## Given task
In the records below, find each line with the word "êtes" and copy it.
-- Begin --
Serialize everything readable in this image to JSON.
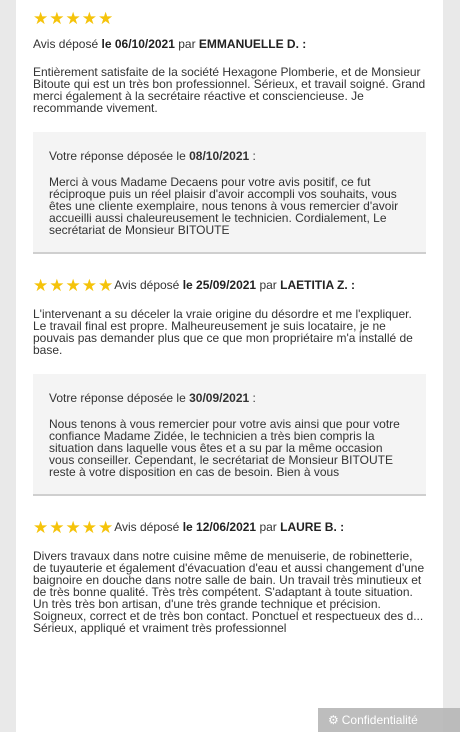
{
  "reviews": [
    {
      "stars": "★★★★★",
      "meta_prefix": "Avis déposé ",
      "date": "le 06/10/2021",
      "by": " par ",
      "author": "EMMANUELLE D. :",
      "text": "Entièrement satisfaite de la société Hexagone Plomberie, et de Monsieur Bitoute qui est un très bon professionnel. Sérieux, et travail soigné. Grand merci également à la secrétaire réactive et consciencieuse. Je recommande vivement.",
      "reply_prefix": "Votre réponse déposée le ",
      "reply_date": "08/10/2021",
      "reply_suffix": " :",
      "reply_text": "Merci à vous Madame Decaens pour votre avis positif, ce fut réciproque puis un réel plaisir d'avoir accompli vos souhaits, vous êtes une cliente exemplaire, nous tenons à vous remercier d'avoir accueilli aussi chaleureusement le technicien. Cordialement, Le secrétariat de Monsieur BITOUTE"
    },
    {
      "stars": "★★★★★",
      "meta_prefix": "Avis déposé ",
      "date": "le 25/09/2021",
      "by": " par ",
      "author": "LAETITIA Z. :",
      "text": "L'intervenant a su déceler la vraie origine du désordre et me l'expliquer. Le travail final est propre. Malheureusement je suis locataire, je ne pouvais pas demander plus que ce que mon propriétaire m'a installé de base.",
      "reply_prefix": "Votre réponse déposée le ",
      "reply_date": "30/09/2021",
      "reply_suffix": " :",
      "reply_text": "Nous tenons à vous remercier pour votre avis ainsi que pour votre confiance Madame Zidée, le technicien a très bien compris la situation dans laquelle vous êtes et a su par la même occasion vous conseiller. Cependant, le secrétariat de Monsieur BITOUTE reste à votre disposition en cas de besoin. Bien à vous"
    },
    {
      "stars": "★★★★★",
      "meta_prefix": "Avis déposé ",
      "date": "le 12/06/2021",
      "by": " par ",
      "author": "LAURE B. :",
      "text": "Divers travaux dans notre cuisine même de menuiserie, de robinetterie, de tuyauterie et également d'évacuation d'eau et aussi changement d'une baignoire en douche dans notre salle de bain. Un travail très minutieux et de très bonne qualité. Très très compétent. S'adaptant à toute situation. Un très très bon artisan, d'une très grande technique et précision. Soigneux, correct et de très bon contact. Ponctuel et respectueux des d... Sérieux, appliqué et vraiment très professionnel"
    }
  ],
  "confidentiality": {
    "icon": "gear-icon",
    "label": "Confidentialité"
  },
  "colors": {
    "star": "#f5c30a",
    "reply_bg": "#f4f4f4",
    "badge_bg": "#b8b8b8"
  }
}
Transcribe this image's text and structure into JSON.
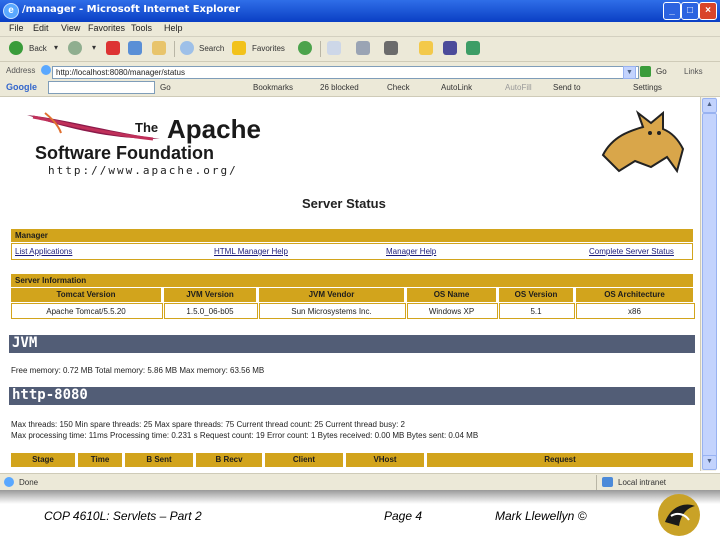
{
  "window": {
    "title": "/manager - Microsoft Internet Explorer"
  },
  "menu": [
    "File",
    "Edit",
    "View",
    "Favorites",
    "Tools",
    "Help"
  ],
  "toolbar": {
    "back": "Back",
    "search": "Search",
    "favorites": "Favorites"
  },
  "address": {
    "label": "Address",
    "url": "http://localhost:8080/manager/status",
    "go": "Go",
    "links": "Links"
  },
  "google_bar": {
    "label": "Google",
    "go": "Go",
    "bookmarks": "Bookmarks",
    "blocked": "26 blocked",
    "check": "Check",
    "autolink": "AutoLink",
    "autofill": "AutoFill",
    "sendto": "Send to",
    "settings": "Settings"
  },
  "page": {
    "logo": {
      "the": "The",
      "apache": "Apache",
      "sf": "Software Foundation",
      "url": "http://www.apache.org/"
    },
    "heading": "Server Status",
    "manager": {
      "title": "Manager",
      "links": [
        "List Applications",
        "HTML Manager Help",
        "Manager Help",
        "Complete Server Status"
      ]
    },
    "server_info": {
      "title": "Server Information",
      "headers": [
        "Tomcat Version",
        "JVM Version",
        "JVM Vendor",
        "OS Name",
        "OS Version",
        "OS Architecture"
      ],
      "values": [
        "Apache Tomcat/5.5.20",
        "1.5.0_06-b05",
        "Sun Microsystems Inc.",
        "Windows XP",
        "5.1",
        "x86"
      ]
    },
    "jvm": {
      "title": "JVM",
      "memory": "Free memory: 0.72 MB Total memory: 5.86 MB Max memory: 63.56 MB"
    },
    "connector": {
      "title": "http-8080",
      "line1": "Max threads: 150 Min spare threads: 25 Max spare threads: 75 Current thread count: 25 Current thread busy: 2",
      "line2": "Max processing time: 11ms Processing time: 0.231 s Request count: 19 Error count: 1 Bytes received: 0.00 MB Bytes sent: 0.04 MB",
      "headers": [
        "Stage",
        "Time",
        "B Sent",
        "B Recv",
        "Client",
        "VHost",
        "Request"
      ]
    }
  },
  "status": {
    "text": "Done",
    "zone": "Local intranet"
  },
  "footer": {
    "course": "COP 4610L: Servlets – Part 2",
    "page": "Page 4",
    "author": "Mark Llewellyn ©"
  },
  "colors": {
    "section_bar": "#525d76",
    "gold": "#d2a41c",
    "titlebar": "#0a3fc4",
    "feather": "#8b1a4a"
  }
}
-- End --
## In response
      "reply_text": "Merci à vous Madame Decaens pour votre avis positif, ce fut réciproque puis un réel plaisir d'avoir accompli vos souhaits, vous êtes une cliente exemplaire, nous tenons à vous remercier d'avoir accueilli aussi chaleureusement le technicien. Cordialement, Le secrétariat de Monsieur BITOUTE"
      "reply_text": "Nous tenons à vous remercier pour votre avis ainsi que pour votre confiance Madame Zidée, le technicien a très bien compris la situation dans laquelle vous êtes et a su par la même occasion vous conseiller. Cependant, le secrétariat de Monsieur BITOUTE reste à votre disposition en cas de besoin. Bien à vous"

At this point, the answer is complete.